### WRITTEN TASK
Pull out from the material below all lines with "TetherUS".

### DATA
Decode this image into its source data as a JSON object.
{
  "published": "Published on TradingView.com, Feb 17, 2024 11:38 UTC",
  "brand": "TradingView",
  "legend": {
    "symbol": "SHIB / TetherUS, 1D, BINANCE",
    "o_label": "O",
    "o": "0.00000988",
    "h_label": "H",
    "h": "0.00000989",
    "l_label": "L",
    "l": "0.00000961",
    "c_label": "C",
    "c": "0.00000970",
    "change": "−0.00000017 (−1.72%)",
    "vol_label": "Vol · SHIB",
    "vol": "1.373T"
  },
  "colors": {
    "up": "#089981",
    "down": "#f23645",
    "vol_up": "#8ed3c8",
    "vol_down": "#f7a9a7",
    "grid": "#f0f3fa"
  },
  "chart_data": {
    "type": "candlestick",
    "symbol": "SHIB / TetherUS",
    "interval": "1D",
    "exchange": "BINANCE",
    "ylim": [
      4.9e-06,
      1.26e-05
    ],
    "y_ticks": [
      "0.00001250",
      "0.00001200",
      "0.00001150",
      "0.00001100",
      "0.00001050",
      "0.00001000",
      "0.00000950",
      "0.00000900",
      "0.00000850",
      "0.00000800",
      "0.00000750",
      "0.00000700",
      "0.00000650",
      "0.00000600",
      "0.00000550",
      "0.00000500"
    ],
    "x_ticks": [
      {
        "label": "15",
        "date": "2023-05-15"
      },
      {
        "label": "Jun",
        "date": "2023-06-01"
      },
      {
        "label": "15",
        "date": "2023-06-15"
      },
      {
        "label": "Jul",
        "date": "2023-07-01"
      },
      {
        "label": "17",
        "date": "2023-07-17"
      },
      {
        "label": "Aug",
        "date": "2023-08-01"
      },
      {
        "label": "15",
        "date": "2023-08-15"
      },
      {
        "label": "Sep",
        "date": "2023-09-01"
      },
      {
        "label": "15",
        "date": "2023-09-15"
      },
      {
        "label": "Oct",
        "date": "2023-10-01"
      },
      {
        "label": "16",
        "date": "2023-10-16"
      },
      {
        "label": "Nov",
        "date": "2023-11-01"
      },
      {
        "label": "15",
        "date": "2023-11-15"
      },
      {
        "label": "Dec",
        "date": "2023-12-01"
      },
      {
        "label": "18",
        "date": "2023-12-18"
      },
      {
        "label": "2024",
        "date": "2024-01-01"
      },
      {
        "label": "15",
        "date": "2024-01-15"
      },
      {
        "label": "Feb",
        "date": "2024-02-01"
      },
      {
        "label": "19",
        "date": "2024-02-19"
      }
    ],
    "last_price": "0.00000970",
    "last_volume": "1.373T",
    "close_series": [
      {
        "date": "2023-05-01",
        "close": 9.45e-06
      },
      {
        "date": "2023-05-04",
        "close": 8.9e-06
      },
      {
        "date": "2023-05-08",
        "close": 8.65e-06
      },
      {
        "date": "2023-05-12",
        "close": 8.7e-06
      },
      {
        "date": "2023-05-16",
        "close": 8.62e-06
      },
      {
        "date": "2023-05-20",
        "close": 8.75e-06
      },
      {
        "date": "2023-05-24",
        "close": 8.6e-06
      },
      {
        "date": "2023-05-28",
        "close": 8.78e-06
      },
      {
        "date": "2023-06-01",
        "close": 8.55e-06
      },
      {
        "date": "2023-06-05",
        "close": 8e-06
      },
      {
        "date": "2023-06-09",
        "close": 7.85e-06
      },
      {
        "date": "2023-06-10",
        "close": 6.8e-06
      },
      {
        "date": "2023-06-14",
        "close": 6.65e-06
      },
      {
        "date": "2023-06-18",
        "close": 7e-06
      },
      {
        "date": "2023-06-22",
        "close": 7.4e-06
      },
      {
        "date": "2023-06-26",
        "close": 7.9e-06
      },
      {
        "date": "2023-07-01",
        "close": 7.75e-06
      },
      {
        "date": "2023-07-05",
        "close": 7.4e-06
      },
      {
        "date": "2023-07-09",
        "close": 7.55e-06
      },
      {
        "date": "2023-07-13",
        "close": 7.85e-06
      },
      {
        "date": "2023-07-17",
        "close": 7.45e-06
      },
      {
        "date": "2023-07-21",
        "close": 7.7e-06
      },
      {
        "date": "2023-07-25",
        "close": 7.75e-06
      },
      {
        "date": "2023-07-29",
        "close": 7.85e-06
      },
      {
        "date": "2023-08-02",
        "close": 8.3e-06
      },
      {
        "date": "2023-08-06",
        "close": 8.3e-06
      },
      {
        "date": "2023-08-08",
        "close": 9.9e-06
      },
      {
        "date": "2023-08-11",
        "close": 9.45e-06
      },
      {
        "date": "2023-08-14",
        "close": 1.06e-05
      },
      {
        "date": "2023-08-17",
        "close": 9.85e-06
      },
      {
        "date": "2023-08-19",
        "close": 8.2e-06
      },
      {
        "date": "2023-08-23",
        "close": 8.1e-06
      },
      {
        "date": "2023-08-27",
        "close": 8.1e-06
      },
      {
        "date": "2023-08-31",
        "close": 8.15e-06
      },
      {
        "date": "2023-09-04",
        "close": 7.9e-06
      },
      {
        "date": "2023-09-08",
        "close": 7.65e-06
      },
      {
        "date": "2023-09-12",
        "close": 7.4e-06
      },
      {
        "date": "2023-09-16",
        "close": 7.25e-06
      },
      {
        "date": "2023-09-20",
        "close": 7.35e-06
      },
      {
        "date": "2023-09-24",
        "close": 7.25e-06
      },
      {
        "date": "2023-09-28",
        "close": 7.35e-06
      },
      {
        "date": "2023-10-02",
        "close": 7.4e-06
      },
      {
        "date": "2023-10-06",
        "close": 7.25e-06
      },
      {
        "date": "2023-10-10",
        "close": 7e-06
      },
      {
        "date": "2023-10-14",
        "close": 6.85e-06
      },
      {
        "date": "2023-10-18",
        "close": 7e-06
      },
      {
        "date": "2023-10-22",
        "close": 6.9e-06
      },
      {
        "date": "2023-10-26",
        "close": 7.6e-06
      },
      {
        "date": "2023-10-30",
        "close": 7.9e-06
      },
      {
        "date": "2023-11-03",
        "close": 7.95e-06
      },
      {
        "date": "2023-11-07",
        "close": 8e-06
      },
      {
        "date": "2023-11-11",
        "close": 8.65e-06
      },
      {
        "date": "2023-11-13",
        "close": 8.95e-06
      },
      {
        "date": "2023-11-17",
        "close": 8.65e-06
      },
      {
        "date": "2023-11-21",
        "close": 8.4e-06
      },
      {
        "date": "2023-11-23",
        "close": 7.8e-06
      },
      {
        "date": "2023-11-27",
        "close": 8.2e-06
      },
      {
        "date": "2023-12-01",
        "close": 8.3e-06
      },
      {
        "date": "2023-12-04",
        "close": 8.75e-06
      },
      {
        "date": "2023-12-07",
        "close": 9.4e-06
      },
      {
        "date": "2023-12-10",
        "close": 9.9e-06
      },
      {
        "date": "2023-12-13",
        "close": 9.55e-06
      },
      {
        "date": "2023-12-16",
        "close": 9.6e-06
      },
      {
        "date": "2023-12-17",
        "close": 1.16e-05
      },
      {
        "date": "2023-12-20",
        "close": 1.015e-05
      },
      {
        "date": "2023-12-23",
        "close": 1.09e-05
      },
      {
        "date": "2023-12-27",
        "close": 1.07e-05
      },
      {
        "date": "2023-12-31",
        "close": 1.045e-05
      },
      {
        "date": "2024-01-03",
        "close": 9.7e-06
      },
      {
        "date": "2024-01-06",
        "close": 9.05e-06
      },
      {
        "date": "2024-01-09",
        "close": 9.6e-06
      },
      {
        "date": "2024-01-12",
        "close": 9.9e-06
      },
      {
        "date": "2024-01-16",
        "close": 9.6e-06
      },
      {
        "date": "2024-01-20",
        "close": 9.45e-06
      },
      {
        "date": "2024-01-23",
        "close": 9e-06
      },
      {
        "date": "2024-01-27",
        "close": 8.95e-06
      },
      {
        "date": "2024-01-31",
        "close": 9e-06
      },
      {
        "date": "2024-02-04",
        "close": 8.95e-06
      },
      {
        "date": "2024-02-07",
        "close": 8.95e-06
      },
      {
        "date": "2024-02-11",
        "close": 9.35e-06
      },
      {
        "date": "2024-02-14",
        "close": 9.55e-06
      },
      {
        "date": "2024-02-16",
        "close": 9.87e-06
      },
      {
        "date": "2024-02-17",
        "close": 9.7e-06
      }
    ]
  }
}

### TASK ANSWER
    "symbol": "SHIB / TetherUS, 1D, BINANCE",
    "symbol": "SHIB / TetherUS",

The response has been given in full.